» **Brief**
Reproduce every record below exactly as written, leaving out any pictures.

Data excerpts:
============
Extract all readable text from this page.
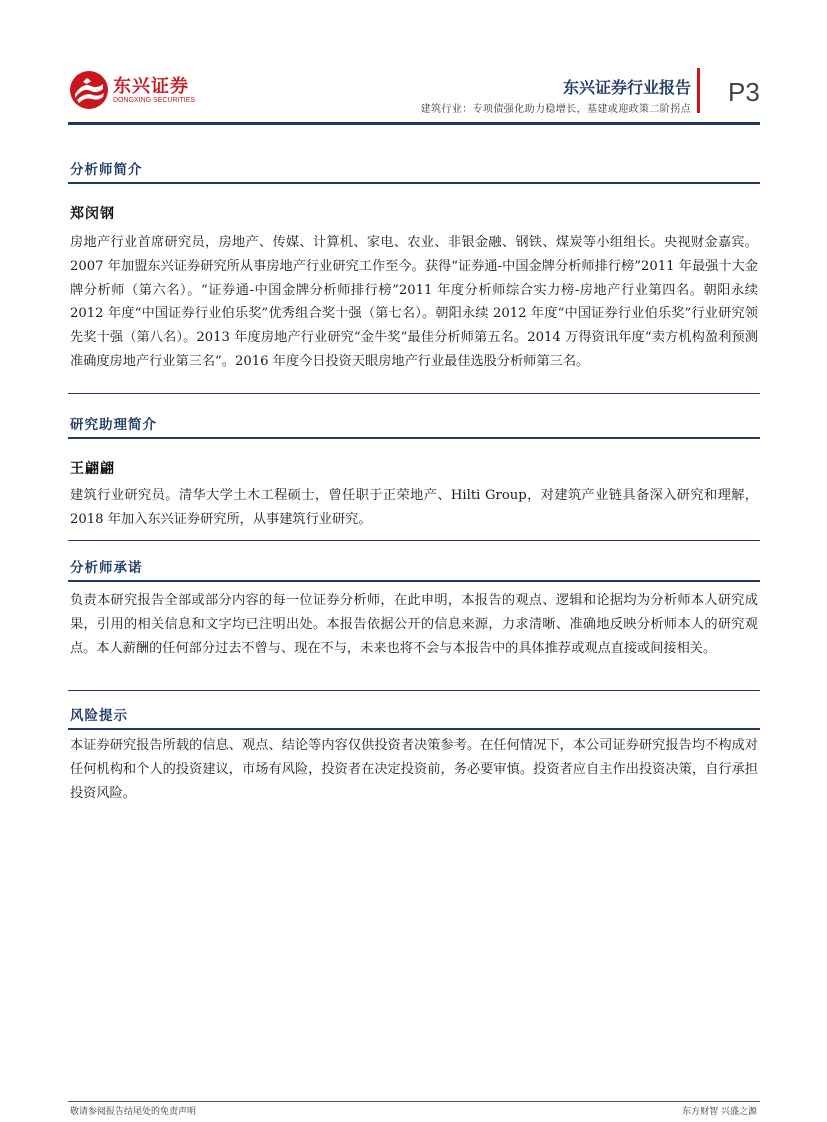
东兴证券
DONGXING SECURITIES
东兴证券行业报告
建筑行业：专项债强化助力稳增长，基建或迎政策二阶拐点
P3
分析师简介
郑闵钢
房地产行业首席研究员，房地产、传媒、计算机、家电、农业、非银金融、钢铁、煤炭等小组组长。央视财金嘉宾。2007 年加盟东兴证券研究所从事房地产行业研究工作至今。获得“证券通-中国金牌分析师排行榜”2011 年最强十大金牌分析师（第六名）。“证券通-中国金牌分析师排行榜”2011 年度分析师综合实力榜-房地产行业第四名。朝阳永续 2012 年度“中国证券行业伯乐奖”优秀组合奖十强（第七名）。朝阳永续 2012 年度“中国证券行业伯乐奖”行业研究领先奖十强（第八名）。2013 年度房地产行业研究“金牛奖”最佳分析师第五名。2014 万得资讯年度“卖方机构盈利预测准确度房地产行业第三名”。2016 年度今日投资天眼房地产行业最佳选股分析师第三名。
研究助理简介
王翩翩
建筑行业研究员。清华大学土木工程硕士，曾任职于正荣地产、Hilti Group，对建筑产业链具备深入研究和理解，2018 年加入东兴证券研究所，从事建筑行业研究。
分析师承诺
负责本研究报告全部或部分内容的每一位证券分析师，在此申明，本报告的观点、逻辑和论据均为分析师本人研究成果，引用的相关信息和文字均已注明出处。本报告依据公开的信息来源，力求清晰、准确地反映分析师本人的研究观点。本人薪酬的任何部分过去不曾与、现在不与，未来也将不会与本报告中的具体推荐或观点直接或间接相关。
风险提示
本证券研究报告所载的信息、观点、结论等内容仅供投资者决策参考。在任何情况下，本公司证券研究报告均不构成对任何机构和个人的投资建议，市场有风险，投资者在决定投资前，务必要审慎。投资者应自主作出投资决策，自行承担投资风险。
敬请参阅报告结尾处的免责声明	东方财智 兴盛之源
============
» **Exercise solution**
Extract all readable text from this page.
东兴证券
DONGXING SECURITIES
东兴证券行业报告
建筑行业：专项债强化助力稳增长，基建或迎政策二阶拐点
P3
分析师简介
郑闵钢
房地产行业首席研究员，房地产、传媒、计算机、家电、农业、非银金融、钢铁、煤炭等小组组长。央视财金嘉宾。2007 年加盟东兴证券研究所从事房地产行业研究工作至今。获得“证券通-中国金牌分析师排行榜”2011 年最强十大金牌分析师（第六名）。“证券通-中国金牌分析师排行榜”2011 年度分析师综合实力榜-房地产行业第四名。朝阳永续 2012 年度“中国证券行业伯乐奖”优秀组合奖十强（第七名）。朝阳永续 2012 年度“中国证券行业伯乐奖”行业研究领先奖十强（第八名）。2013 年度房地产行业研究“金牛奖”最佳分析师第五名。2014 万得资讯年度“卖方机构盈利预测准确度房地产行业第三名”。2016 年度今日投资天眼房地产行业最佳选股分析师第三名。
研究助理简介
王翩翩
建筑行业研究员。清华大学土木工程硕士，曾任职于正荣地产、Hilti Group，对建筑产业链具备深入研究和理解，2018 年加入东兴证券研究所，从事建筑行业研究。
分析师承诺
负责本研究报告全部或部分内容的每一位证券分析师，在此申明，本报告的观点、逻辑和论据均为分析师本人研究成果，引用的相关信息和文字均已注明出处。本报告依据公开的信息来源，力求清晰、准确地反映分析师本人的研究观点。本人薪酬的任何部分过去不曾与、现在不与，未来也将不会与本报告中的具体推荐或观点直接或间接相关。
风险提示
本证券研究报告所载的信息、观点、结论等内容仅供投资者决策参考。在任何情况下，本公司证券研究报告均不构成对任何机构和个人的投资建议，市场有风险，投资者在决定投资前，务必要审慎。投资者应自主作出投资决策，自行承担投资风险。
敬请参阅报告结尾处的免责声明	东方财智 兴盛之源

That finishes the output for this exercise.